### RECORD EXTRACTS
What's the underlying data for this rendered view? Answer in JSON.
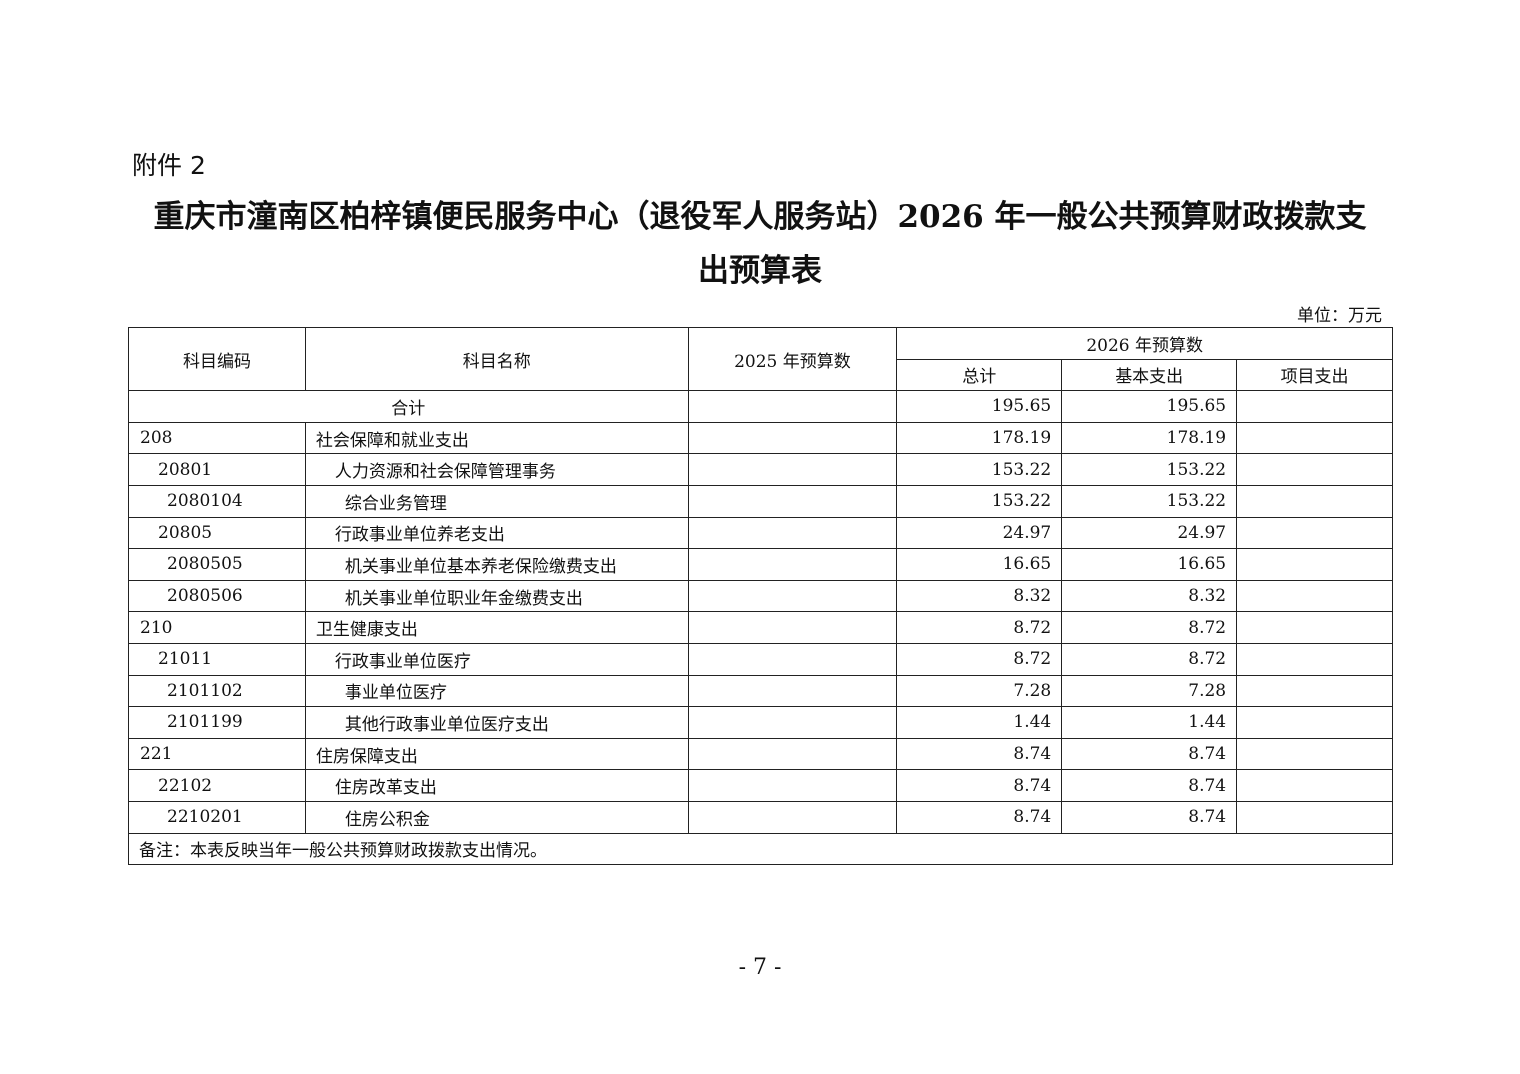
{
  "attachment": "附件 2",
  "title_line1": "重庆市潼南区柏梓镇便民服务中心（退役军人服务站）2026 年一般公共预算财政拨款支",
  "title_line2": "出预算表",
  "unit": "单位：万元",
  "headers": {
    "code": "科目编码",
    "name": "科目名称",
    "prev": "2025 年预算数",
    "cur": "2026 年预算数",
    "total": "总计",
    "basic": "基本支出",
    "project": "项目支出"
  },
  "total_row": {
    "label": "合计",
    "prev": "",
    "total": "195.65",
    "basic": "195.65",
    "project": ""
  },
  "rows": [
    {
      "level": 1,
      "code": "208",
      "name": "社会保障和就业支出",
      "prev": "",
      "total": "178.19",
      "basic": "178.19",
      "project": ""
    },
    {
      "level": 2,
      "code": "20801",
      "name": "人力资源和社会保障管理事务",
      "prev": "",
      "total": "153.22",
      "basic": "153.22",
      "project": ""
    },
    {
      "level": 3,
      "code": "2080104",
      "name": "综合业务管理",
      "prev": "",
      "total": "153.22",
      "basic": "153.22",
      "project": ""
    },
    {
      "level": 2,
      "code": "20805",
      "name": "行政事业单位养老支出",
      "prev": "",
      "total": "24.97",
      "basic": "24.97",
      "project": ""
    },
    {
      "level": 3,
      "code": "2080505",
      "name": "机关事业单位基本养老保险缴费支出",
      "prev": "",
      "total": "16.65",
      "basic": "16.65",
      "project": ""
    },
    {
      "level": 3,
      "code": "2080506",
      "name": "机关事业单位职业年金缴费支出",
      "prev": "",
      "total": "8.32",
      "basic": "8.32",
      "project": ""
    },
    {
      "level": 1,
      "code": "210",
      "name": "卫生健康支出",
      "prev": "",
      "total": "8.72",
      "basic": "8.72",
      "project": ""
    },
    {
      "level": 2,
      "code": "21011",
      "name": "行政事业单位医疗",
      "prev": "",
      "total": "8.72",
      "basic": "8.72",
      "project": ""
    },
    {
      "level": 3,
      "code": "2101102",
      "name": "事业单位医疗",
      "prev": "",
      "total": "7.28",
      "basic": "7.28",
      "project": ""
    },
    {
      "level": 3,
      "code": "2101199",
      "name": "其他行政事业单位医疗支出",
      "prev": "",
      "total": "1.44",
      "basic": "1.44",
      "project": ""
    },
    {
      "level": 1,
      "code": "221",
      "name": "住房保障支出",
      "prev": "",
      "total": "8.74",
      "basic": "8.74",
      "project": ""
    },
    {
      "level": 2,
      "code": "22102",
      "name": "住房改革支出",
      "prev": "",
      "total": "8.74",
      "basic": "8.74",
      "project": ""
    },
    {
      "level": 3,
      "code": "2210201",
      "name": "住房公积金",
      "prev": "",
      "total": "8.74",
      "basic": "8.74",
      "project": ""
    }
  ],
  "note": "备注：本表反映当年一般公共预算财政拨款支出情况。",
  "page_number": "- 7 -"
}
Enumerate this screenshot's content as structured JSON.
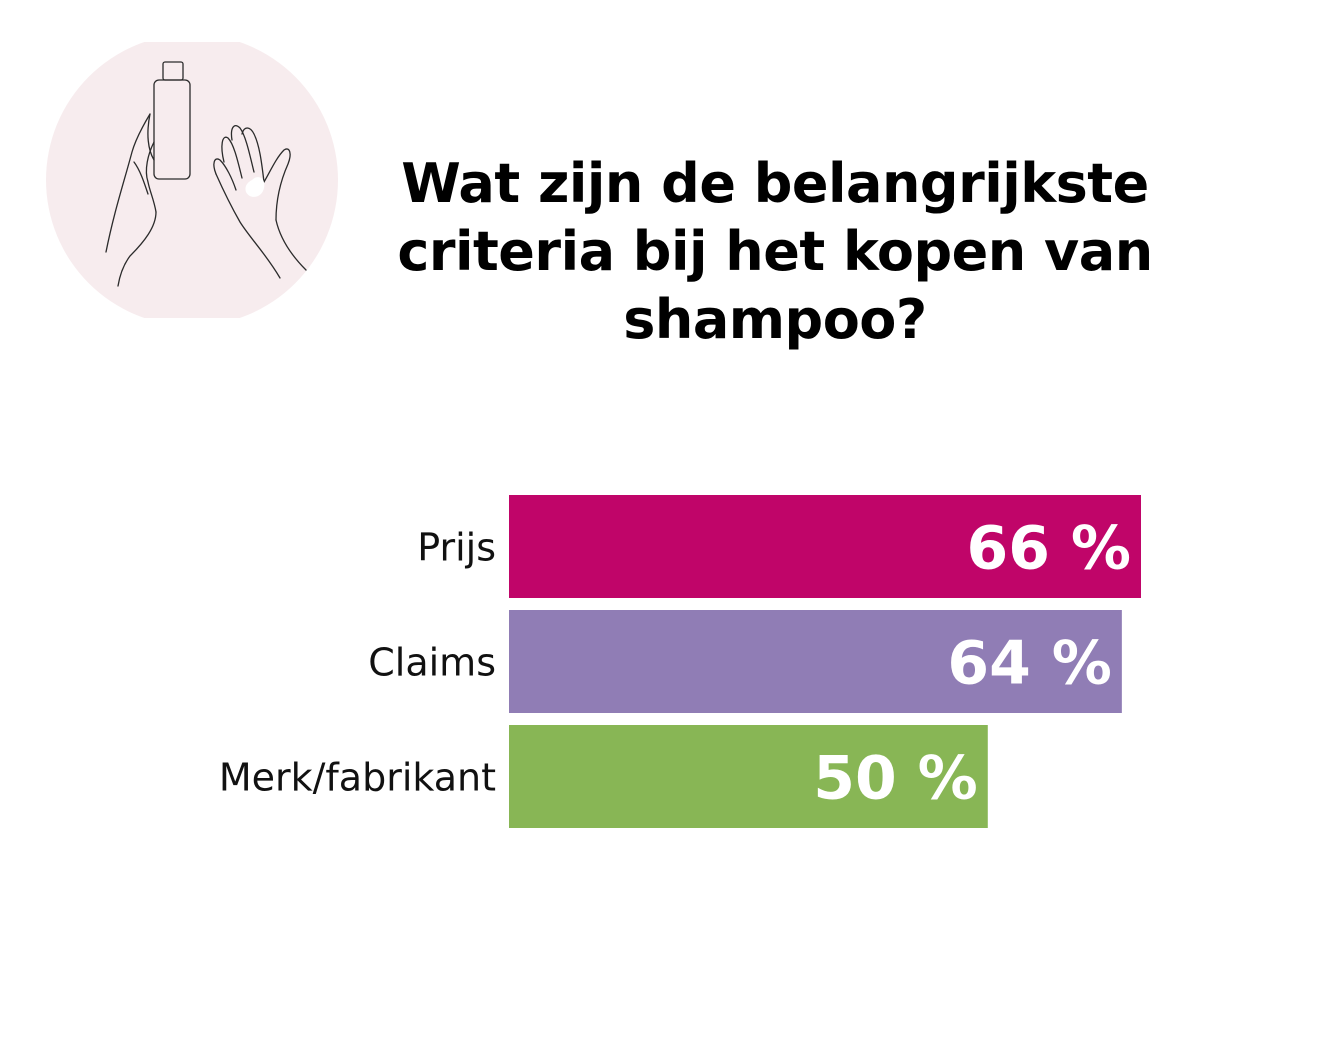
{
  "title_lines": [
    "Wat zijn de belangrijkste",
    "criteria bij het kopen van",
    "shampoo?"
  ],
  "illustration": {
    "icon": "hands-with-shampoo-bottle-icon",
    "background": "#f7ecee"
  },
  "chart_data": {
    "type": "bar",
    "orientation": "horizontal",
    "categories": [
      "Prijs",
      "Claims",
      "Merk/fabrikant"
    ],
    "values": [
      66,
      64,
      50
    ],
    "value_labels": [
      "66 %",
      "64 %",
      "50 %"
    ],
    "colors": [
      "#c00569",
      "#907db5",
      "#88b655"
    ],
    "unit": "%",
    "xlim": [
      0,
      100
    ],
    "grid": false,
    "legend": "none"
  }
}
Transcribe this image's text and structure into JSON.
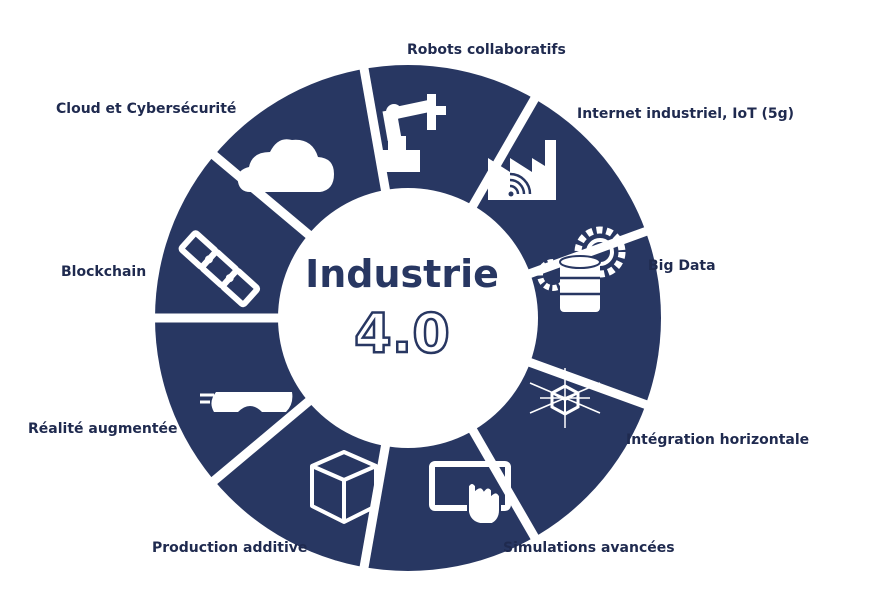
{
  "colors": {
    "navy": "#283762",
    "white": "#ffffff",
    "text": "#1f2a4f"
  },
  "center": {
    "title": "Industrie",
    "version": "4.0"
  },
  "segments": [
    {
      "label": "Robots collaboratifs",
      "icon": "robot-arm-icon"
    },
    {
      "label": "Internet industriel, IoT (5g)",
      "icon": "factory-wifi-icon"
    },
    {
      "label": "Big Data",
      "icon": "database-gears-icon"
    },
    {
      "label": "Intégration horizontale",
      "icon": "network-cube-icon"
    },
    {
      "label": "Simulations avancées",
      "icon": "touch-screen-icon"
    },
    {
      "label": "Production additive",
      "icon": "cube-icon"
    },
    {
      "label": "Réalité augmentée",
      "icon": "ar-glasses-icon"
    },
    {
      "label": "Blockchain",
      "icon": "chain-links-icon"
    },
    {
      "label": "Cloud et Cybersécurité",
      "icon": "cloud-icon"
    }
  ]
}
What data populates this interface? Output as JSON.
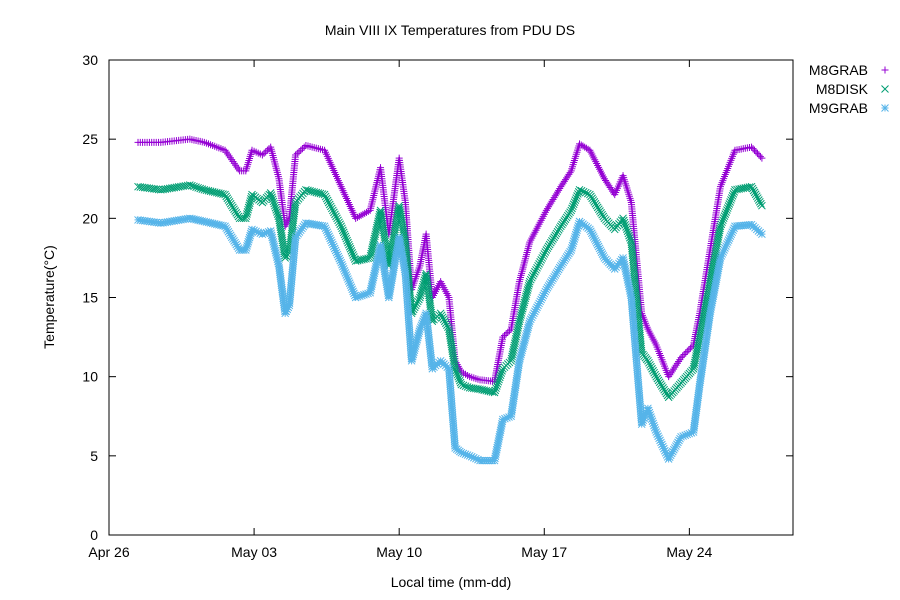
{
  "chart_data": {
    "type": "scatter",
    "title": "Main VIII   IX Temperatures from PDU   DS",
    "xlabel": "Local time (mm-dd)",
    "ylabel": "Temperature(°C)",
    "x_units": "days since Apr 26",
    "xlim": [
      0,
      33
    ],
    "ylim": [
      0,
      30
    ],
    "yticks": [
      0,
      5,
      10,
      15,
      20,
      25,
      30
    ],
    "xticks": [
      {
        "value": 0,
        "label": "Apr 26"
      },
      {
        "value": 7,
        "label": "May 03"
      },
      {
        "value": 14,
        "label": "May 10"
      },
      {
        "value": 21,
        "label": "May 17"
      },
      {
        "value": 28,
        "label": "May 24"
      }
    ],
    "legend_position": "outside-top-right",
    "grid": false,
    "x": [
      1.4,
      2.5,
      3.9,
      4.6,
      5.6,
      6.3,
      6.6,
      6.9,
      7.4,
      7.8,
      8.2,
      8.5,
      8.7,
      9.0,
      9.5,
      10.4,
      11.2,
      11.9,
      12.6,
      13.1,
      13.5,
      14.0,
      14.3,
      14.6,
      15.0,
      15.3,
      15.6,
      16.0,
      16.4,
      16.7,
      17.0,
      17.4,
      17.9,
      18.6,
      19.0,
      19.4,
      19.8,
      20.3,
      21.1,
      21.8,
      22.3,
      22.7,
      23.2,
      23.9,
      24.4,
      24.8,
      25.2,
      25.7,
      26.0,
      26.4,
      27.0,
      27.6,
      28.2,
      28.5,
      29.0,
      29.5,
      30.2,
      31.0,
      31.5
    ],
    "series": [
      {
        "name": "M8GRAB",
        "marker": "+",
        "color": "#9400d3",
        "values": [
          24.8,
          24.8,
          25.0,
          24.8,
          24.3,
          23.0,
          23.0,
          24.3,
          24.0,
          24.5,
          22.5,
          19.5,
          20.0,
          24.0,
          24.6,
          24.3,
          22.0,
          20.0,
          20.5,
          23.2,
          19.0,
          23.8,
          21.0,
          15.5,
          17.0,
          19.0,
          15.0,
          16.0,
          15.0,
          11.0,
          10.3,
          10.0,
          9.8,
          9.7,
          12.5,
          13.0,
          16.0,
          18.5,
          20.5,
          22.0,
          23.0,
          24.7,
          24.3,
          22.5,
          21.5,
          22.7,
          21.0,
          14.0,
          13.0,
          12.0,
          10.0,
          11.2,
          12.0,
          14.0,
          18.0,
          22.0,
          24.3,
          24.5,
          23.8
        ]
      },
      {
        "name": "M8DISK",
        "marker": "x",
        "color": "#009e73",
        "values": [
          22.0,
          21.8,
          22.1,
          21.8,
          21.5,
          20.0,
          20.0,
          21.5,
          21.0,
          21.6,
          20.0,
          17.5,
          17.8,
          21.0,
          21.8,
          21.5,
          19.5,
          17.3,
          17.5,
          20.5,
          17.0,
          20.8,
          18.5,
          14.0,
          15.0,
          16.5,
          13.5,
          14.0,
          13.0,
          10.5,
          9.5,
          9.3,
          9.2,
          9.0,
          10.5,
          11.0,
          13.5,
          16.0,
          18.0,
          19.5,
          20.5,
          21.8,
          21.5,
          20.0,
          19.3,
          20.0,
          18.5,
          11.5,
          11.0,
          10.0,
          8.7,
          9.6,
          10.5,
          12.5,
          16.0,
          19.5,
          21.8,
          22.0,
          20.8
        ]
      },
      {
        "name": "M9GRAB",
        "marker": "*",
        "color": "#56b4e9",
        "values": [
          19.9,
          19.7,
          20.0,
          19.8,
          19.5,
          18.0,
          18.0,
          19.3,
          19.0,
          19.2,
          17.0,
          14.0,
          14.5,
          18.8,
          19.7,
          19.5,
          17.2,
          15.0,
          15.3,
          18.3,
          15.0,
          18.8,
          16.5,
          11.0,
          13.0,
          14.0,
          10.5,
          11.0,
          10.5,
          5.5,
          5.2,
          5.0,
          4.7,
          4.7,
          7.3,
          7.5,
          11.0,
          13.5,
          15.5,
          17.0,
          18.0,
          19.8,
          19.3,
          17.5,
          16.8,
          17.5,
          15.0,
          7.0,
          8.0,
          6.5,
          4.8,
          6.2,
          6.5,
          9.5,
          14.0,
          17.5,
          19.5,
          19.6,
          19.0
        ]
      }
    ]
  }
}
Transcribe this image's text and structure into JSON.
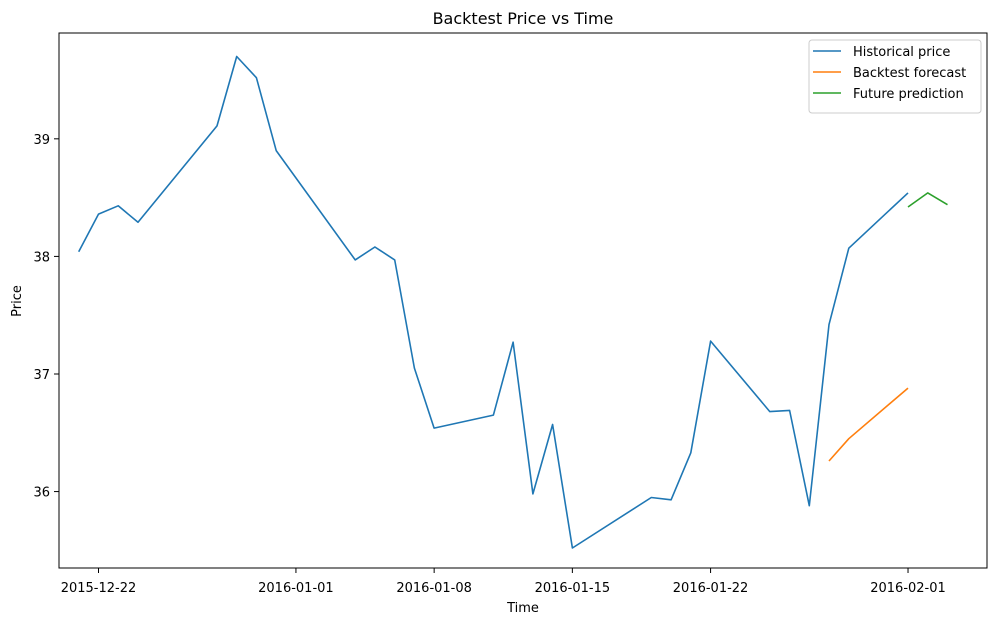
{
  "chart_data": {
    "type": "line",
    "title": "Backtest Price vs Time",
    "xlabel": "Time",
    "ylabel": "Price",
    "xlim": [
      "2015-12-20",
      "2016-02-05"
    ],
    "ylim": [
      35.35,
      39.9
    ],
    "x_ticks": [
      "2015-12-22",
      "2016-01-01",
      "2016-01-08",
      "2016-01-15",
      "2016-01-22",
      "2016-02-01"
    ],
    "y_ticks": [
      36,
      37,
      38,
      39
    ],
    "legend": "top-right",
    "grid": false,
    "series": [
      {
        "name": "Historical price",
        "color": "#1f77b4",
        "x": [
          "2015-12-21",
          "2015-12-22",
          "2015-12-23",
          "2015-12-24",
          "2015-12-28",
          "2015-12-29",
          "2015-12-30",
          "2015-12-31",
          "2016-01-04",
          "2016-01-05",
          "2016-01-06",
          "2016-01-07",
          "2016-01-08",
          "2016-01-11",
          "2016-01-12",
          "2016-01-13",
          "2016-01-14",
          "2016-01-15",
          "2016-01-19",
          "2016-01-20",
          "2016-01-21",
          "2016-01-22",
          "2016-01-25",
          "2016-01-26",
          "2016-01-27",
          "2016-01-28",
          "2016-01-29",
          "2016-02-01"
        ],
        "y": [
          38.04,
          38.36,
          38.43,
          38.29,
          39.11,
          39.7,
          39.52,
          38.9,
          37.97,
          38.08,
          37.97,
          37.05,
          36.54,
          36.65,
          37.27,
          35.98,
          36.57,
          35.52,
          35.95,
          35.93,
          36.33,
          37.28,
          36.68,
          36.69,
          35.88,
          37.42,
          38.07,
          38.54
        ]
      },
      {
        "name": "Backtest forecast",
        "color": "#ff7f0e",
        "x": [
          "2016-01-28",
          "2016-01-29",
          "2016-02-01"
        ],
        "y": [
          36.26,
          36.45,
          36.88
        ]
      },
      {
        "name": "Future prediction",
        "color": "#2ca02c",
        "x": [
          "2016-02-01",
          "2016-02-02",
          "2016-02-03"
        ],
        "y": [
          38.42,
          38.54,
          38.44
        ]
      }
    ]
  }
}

### AIM
List the lines of the material in which the word "shampoo" occurs.

### FINISHED ANSWER
    "shampoo?"
    "icon": "hands-with-shampoo-bottle-icon",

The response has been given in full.